**Activity list:**
- 1) How would you render this sentence from the Agent Tesla passage in Spanish: "Furthermore, these threat actors maintained a well-guarded network of servers that they used for identity obfuscation."
- 2) According to the Agent Tesla passage, which university did both threat actors target with a phishing campaign from December 2023 to January 2024?

---------- Passage provided

The attackers had a huge and intricate database of 62,000 emails, including those of individuals and organisations from different walks of life.

Check Point Research exposed the two threat actors behind the recent attacks. The researchers also discovered that both threat actors were involved in a phishing campaign against Furman University in South Carolina from December 2023 to January 2024.

Furthermore, these threat actors maintained a well-guarded network of servers that they used for identity obfuscation.

Agent Tesla, a formidable remote access trojan (RAT), has consistently posed a significant threat in the cybersecurity landscape. Cybercriminals favour this tool, which extracts sensitive information from the affected machines, including keystrokes and login credentials.

Check Point discovered campaigns that employ sophisticated phishing tactics to acquire email credentials, facilitating the deployment of Agent Tesla payloads for data exfiltration.

Source: Check Point Research

Two principal threat actors are at the forefront of these illicit operations: Bignosa and Gods. Bignosa is a prominent figure within a cybercriminal syndicate that specialises in malware deployment and phishing campaign orchestration. On the other hand, Gods provide technical expertise and strategic guidance, showcasing a symbiotic relationship within the cybercriminal ecosystem.

The researchers discovered that Bignosa has been using Agent Tesla for quite a while. They also discovered another alias of the same actor, ‘Nosakhare,’ which appears to be a word of Nigerian origin. Bignosa employs Cassandra Protector, an obfuscation tool, to protect its identity.

--------------------
---------- Provided records

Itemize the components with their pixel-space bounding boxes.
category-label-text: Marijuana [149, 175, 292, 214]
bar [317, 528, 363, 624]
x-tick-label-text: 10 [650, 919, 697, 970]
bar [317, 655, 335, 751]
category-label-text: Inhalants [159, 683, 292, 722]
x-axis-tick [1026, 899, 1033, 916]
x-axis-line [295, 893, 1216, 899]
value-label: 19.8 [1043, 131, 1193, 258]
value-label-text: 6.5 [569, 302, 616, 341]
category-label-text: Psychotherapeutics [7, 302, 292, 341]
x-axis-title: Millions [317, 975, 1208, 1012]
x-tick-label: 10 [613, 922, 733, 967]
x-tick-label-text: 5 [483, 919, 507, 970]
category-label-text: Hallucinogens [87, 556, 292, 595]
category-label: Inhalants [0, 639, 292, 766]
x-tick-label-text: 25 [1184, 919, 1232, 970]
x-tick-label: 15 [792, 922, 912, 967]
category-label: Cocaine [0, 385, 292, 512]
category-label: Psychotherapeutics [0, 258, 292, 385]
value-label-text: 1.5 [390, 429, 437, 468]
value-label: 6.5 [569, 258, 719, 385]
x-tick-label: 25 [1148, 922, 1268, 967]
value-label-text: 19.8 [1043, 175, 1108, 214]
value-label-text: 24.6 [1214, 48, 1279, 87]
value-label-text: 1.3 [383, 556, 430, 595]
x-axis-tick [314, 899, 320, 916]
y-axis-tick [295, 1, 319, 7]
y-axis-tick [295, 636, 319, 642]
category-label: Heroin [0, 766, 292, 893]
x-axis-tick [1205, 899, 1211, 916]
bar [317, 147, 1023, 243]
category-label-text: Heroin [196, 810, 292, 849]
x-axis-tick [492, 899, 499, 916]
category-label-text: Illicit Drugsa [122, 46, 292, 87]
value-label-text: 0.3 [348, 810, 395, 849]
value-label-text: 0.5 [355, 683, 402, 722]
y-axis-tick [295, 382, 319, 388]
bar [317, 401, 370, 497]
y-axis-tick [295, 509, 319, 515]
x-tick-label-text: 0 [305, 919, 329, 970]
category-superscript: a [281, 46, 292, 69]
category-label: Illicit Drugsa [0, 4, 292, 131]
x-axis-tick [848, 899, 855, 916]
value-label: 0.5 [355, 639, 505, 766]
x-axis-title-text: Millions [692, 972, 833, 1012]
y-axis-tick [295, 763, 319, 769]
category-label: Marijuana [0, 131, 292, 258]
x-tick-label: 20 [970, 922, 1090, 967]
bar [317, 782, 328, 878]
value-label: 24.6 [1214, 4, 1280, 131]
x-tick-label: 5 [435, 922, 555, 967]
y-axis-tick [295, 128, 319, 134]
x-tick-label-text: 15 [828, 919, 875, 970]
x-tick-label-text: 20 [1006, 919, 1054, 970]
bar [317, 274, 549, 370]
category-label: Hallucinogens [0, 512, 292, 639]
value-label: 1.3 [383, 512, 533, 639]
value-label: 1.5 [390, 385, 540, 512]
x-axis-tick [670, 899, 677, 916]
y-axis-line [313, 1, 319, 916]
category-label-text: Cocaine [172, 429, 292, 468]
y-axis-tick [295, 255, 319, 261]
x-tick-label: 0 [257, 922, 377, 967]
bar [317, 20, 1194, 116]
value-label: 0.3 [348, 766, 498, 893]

--------------------

**Answers to each task:**
- 1) Además, estos actores de amenazas mantenían una red de servidores bien protegida que utilizaban para la ofuscación de identidad.

- 2) Furman University in South Carolina.